>> Start

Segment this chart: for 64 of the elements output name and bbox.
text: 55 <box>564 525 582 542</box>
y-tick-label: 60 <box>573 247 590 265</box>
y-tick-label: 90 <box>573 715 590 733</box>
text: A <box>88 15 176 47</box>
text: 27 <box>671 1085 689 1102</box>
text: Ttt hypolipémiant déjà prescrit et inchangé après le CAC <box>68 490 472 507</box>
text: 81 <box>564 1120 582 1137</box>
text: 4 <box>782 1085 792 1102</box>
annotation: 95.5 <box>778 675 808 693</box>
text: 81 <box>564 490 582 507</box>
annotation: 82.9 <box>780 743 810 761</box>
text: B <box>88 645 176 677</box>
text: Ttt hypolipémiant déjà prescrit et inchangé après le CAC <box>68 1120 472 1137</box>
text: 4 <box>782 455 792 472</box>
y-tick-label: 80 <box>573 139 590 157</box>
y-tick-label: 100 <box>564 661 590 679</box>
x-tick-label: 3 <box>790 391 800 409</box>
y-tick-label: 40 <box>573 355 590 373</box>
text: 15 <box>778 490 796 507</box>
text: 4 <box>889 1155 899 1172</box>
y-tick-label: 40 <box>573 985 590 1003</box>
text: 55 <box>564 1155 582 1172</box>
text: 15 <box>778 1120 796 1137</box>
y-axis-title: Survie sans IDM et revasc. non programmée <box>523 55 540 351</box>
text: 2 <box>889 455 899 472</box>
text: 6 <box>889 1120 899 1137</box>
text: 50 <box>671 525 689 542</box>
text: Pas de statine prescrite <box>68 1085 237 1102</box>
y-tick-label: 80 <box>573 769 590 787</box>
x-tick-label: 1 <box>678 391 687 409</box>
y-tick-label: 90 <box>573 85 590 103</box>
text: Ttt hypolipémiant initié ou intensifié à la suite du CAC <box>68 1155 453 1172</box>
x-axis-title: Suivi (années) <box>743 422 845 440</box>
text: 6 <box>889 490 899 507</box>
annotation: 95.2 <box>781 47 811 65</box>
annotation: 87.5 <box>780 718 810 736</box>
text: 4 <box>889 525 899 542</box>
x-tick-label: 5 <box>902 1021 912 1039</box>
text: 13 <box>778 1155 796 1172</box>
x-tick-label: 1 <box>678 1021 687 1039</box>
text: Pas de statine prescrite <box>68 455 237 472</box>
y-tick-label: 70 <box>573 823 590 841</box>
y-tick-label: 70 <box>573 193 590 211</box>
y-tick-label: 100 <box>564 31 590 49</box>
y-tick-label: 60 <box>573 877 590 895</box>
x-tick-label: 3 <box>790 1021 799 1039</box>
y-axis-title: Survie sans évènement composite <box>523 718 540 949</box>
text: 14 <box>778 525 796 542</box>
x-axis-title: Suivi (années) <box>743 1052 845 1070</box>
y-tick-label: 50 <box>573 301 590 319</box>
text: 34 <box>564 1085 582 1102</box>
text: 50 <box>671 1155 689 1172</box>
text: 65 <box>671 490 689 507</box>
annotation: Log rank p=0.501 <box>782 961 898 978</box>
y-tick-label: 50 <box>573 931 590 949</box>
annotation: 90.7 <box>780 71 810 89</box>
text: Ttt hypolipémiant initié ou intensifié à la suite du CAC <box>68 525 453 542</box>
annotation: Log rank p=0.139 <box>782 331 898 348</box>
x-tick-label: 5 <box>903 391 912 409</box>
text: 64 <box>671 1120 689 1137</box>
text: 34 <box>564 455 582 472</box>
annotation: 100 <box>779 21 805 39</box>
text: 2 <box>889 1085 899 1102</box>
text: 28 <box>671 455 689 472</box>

>> End

Convert each line of the records above into a JSON list of strings, with one string per line and any blank lines omitted.

[
  "Segment this chart: for 64 of the elements output name and bbox.",
  "text: 55 <box>564 525 582 542</box>",
  "y-tick-label: 60 <box>573 247 590 265</box>",
  "y-tick-label: 90 <box>573 715 590 733</box>",
  "text: A <box>88 15 176 47</box>",
  "text: 27 <box>671 1085 689 1102</box>",
  "text: Ttt hypolipémiant déjà prescrit et inchangé après le CAC <box>68 490 472 507</box>",
  "text: 81 <box>564 1120 582 1137</box>",
  "text: 4 <box>782 1085 792 1102</box>",
  "annotation: 95.5 <box>778 675 808 693</box>",
  "text: 81 <box>564 490 582 507</box>",
  "annotation: 82.9 <box>780 743 810 761</box>",
  "text: B <box>88 645 176 677</box>",
  "text: Ttt hypolipémiant déjà prescrit et inchangé après le CAC <box>68 1120 472 1137</box>",
  "text: 4 <box>782 455 792 472</box>",
  "y-tick-label: 80 <box>573 139 590 157</box>",
  "y-tick-label: 100 <box>564 661 590 679</box>",
  "x-tick-label: 3 <box>790 391 800 409</box>",
  "y-tick-label: 40 <box>573 355 590 373</box>",
  "text: 15 <box>778 490 796 507</box>",
  "text: 4 <box>889 1155 899 1172</box>",
  "y-tick-label: 40 <box>573 985 590 1003</box>",
  "text: 55 <box>564 1155 582 1172</box>",
  "text: 15 <box>778 1120 796 1137</box>",
  "y-axis-title: Survie sans IDM et revasc. non programmée <box>523 55 540 351</box>",
  "text: 2 <box>889 455 899 472</box>",
  "text: 6 <box>889 1120 899 1137</box>",
  "text: 50 <box>671 525 689 542</box>",
  "text: Pas de statine prescrite <box>68 1085 237 1102</box>",
  "y-tick-label: 80 <box>573 769 590 787</box>",
  "x-tick-label: 1 <box>678 391 687 409</box>",
  "y-tick-label: 90 <box>573 85 590 103</box>",
  "text: Ttt hypolipémiant initié ou intensifié à la suite du CAC <box>68 1155 453 1172</box>",
  "x-axis-title: Suivi (années) <box>743 422 845 440</box>",
  "text: 6 <box>889 490 899 507</box>",
  "annotation: 95.2 <box>781 47 811 65</box>",
  "annotation: 87.5 <box>780 718 810 736</box>",
  "text: 4 <box>889 525 899 542</box>",
  "x-tick-label: 5 <box>902 1021 912 1039</box>",
  "text: 13 <box>778 1155 796 1172</box>",
  "x-tick-label: 1 <box>678 1021 687 1039</box>",
  "text: Pas de statine prescrite <box>68 455 237 472</box>",
  "y-tick-label: 70 <box>573 823 590 841</box>",
  "y-tick-label: 70 <box>573 193 590 211</box>",
  "y-tick-label: 100 <box>564 31 590 49</box>",
  "y-tick-label: 60 <box>573 877 590 895</box>",
  "x-tick-label: 3 <box>790 1021 799 1039</box>",
  "y-axis-title: Survie sans évènement composite <box>523 718 540 949</box>",
  "text: 14 <box>778 525 796 542</box>",
  "x-axis-title: Suivi (années) <box>743 1052 845 1070</box>",
  "y-tick-label: 50 <box>573 301 590 319</box>",
  "text: 34 <box>564 1085 582 1102</box>",
  "text: 50 <box>671 1155 689 1172</box>",
  "text: 65 <box>671 490 689 507</box>",
  "annotation: Log rank p=0.501 <box>782 961 898 978</box>",
  "y-tick-label: 50 <box>573 931 590 949</box>",
  "annotation: 90.7 <box>780 71 810 89</box>",
  "text: Ttt hypolipémiant initié ou intensifié à la suite du CAC <box>68 525 453 542</box>",
  "annotation: Log rank p=0.139 <box>782 331 898 348</box>",
  "x-tick-label: 5 <box>903 391 912 409</box>",
  "text: 64 <box>671 1120 689 1137</box>",
  "text: 34 <box>564 455 582 472</box>",
  "annotation: 100 <box>779 21 805 39</box>",
  "text: 2 <box>889 1085 899 1102</box>",
  "text: 28 <box>671 455 689 472</box>"
]